• [Aim of the exercise] Output the data exactly, with every line intact.

* start *

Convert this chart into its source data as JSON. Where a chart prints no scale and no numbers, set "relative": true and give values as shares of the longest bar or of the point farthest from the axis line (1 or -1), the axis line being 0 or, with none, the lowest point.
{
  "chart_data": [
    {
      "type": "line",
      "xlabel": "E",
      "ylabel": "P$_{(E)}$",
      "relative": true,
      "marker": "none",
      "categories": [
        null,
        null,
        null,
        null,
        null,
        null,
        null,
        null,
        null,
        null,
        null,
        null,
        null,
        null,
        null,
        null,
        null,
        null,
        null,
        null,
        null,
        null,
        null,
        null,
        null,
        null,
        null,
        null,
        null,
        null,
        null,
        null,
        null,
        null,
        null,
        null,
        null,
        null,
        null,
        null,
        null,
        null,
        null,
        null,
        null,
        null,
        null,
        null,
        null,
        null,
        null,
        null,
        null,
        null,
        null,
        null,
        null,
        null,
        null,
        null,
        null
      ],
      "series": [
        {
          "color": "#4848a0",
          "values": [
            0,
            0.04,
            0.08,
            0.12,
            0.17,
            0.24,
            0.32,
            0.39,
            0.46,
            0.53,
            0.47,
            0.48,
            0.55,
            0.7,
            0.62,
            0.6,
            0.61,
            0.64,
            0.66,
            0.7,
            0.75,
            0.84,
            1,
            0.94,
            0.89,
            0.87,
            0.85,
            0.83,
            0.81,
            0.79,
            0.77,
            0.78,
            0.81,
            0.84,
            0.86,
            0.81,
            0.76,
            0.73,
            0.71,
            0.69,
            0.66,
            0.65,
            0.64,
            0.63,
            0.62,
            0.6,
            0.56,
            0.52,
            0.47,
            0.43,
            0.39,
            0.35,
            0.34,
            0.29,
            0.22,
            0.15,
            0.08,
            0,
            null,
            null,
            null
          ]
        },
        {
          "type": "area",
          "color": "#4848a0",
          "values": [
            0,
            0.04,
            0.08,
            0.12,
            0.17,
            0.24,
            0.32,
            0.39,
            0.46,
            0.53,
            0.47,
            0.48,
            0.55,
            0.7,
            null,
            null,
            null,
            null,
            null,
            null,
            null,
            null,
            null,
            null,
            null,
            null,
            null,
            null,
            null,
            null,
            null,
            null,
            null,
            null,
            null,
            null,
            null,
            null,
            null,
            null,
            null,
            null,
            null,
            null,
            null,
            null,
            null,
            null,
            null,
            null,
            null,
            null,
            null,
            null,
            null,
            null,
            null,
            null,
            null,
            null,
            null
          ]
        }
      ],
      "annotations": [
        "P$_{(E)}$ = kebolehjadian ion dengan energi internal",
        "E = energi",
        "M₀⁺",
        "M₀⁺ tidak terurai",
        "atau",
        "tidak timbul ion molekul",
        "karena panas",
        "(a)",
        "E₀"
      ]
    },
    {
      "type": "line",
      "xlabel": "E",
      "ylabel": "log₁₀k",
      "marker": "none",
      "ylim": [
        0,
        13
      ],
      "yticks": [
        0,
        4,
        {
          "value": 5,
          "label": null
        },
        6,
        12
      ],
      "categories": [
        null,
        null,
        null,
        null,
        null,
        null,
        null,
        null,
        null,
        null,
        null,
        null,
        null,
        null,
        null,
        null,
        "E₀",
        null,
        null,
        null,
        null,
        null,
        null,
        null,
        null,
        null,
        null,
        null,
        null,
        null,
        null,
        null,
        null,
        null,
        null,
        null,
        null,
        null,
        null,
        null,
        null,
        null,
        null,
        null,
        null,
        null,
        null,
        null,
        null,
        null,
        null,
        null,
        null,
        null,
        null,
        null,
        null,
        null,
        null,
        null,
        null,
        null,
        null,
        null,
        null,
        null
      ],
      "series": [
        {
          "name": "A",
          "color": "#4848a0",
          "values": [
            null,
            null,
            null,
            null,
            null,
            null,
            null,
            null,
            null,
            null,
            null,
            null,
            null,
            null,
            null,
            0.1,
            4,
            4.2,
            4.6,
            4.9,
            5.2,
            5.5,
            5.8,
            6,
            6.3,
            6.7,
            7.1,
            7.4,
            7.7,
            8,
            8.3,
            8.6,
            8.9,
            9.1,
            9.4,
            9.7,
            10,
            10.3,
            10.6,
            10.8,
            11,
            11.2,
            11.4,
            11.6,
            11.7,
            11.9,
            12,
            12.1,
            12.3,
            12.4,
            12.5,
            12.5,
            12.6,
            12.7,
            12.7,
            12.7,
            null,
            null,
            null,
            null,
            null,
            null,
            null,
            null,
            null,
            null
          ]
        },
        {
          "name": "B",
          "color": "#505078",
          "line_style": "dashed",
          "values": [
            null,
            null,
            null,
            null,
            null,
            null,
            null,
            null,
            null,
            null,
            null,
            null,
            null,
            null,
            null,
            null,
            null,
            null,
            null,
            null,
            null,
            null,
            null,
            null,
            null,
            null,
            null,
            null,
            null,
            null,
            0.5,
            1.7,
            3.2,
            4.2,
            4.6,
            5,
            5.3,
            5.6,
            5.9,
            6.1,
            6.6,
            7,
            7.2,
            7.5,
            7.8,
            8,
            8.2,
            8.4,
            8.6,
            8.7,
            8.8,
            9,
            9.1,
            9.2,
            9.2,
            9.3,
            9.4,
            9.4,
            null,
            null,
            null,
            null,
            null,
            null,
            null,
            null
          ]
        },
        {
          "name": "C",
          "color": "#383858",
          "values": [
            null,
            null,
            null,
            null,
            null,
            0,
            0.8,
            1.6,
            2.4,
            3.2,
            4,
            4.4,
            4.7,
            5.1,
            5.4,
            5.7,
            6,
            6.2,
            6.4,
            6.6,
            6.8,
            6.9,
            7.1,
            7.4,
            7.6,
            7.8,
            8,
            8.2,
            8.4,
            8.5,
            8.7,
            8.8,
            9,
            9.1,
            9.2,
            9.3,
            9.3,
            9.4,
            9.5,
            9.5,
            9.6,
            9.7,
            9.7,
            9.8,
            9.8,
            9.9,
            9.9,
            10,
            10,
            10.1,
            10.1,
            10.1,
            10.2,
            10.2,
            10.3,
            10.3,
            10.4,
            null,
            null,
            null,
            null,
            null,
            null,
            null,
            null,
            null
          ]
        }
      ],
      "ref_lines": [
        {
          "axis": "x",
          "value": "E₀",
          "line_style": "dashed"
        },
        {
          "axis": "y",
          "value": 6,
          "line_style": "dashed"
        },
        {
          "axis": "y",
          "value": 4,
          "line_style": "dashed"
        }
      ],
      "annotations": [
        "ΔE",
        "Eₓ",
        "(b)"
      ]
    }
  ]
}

* end *

• [Result of this exercise]
Convert this chart into its source data as JSON. Where a chart prints no scale and no numbers, set "relative": true and give values as shares of the longest bar or of the point farthest from the axis line (1 or -1), the axis line being 0 or, with none, the lowest point.
{
  "chart_data": [
    {
      "type": "line",
      "xlabel": "E",
      "ylabel": "P$_{(E)}$",
      "relative": true,
      "marker": "none",
      "categories": [
        null,
        null,
        null,
        null,
        null,
        null,
        null,
        null,
        null,
        null,
        null,
        null,
        null,
        null,
        null,
        null,
        null,
        null,
        null,
        null,
        null,
        null,
        null,
        null,
        null,
        null,
        null,
        null,
        null,
        null,
        null,
        null,
        null,
        null,
        null,
        null,
        null,
        null,
        null,
        null,
        null,
        null,
        null,
        null,
        null,
        null,
        null,
        null,
        null,
        null,
        null,
        null,
        null,
        null,
        null,
        null,
        null,
        null,
        null,
        null,
        null
      ],
      "series": [
        {
          "color": "#4848a0",
          "values": [
            0,
            0.04,
            0.08,
            0.12,
            0.17,
            0.24,
            0.32,
            0.39,
            0.46,
            0.53,
            0.47,
            0.48,
            0.55,
            0.7,
            0.62,
            0.6,
            0.61,
            0.64,
            0.66,
            0.7,
            0.75,
            0.84,
            1,
            0.94,
            0.89,
            0.87,
            0.85,
            0.83,
            0.81,
            0.79,
            0.77,
            0.78,
            0.81,
            0.84,
            0.86,
            0.81,
            0.76,
            0.73,
            0.71,
            0.69,
            0.66,
            0.65,
            0.64,
            0.63,
            0.62,
            0.6,
            0.56,
            0.52,
            0.47,
            0.43,
            0.39,
            0.35,
            0.34,
            0.29,
            0.22,
            0.15,
            0.08,
            0,
            null,
            null,
            null
          ]
        },
        {
          "type": "area",
          "color": "#4848a0",
          "values": [
            0,
            0.04,
            0.08,
            0.12,
            0.17,
            0.24,
            0.32,
            0.39,
            0.46,
            0.53,
            0.47,
            0.48,
            0.55,
            0.7,
            null,
            null,
            null,
            null,
            null,
            null,
            null,
            null,
            null,
            null,
            null,
            null,
            null,
            null,
            null,
            null,
            null,
            null,
            null,
            null,
            null,
            null,
            null,
            null,
            null,
            null,
            null,
            null,
            null,
            null,
            null,
            null,
            null,
            null,
            null,
            null,
            null,
            null,
            null,
            null,
            null,
            null,
            null,
            null,
            null,
            null,
            null
          ]
        }
      ],
      "annotations": [
        "P$_{(E)}$ = kebolehjadian ion dengan energi internal",
        "E = energi",
        "M₀⁺",
        "M₀⁺ tidak terurai",
        "atau",
        "tidak timbul ion molekul",
        "karena panas",
        "(a)",
        "E₀"
      ]
    },
    {
      "type": "line",
      "xlabel": "E",
      "ylabel": "log₁₀k",
      "marker": "none",
      "ylim": [
        0,
        13
      ],
      "yticks": [
        0,
        4,
        {
          "value": 5,
          "label": null
        },
        6,
        12
      ],
      "categories": [
        null,
        null,
        null,
        null,
        null,
        null,
        null,
        null,
        null,
        null,
        null,
        null,
        null,
        null,
        null,
        null,
        "E₀",
        null,
        null,
        null,
        null,
        null,
        null,
        null,
        null,
        null,
        null,
        null,
        null,
        null,
        null,
        null,
        null,
        null,
        null,
        null,
        null,
        null,
        null,
        null,
        null,
        null,
        null,
        null,
        null,
        null,
        null,
        null,
        null,
        null,
        null,
        null,
        null,
        null,
        null,
        null,
        null,
        null,
        null,
        null,
        null,
        null,
        null,
        null,
        null,
        null
      ],
      "series": [
        {
          "name": "A",
          "color": "#4848a0",
          "values": [
            null,
            null,
            null,
            null,
            null,
            null,
            null,
            null,
            null,
            null,
            null,
            null,
            null,
            null,
            null,
            0.1,
            4,
            4.2,
            4.6,
            4.9,
            5.2,
            5.5,
            5.8,
            6,
            6.3,
            6.7,
            7.1,
            7.4,
            7.7,
            8,
            8.3,
            8.6,
            8.9,
            9.1,
            9.4,
            9.7,
            10,
            10.3,
            10.6,
            10.8,
            11,
            11.2,
            11.4,
            11.6,
            11.7,
            11.9,
            12,
            12.1,
            12.3,
            12.4,
            12.5,
            12.5,
            12.6,
            12.7,
            12.7,
            12.7,
            null,
            null,
            null,
            null,
            null,
            null,
            null,
            null,
            null,
            null
          ]
        },
        {
          "name": "B",
          "color": "#505078",
          "line_style": "dashed",
          "values": [
            null,
            null,
            null,
            null,
            null,
            null,
            null,
            null,
            null,
            null,
            null,
            null,
            null,
            null,
            null,
            null,
            null,
            null,
            null,
            null,
            null,
            null,
            null,
            null,
            null,
            null,
            null,
            null,
            null,
            null,
            0.5,
            1.7,
            3.2,
            4.2,
            4.6,
            5,
            5.3,
            5.6,
            5.9,
            6.1,
            6.6,
            7,
            7.2,
            7.5,
            7.8,
            8,
            8.2,
            8.4,
            8.6,
            8.7,
            8.8,
            9,
            9.1,
            9.2,
            9.2,
            9.3,
            9.4,
            9.4,
            null,
            null,
            null,
            null,
            null,
            null,
            null,
            null
          ]
        },
        {
          "name": "C",
          "color": "#383858",
          "values": [
            null,
            null,
            null,
            null,
            null,
            0,
            0.8,
            1.6,
            2.4,
            3.2,
            4,
            4.4,
            4.7,
            5.1,
            5.4,
            5.7,
            6,
            6.2,
            6.4,
            6.6,
            6.8,
            6.9,
            7.1,
            7.4,
            7.6,
            7.8,
            8,
            8.2,
            8.4,
            8.5,
            8.7,
            8.8,
            9,
            9.1,
            9.2,
            9.3,
            9.3,
            9.4,
            9.5,
            9.5,
            9.6,
            9.7,
            9.7,
            9.8,
            9.8,
            9.9,
            9.9,
            10,
            10,
            10.1,
            10.1,
            10.1,
            10.2,
            10.2,
            10.3,
            10.3,
            10.4,
            null,
            null,
            null,
            null,
            null,
            null,
            null,
            null,
            null
          ]
        }
      ],
      "ref_lines": [
        {
          "axis": "x",
          "value": "E₀",
          "line_style": "dashed"
        },
        {
          "axis": "y",
          "value": 6,
          "line_style": "dashed"
        },
        {
          "axis": "y",
          "value": 4,
          "line_style": "dashed"
        }
      ],
      "annotations": [
        "ΔE",
        "Eₓ",
        "(b)"
      ]
    }
  ]
}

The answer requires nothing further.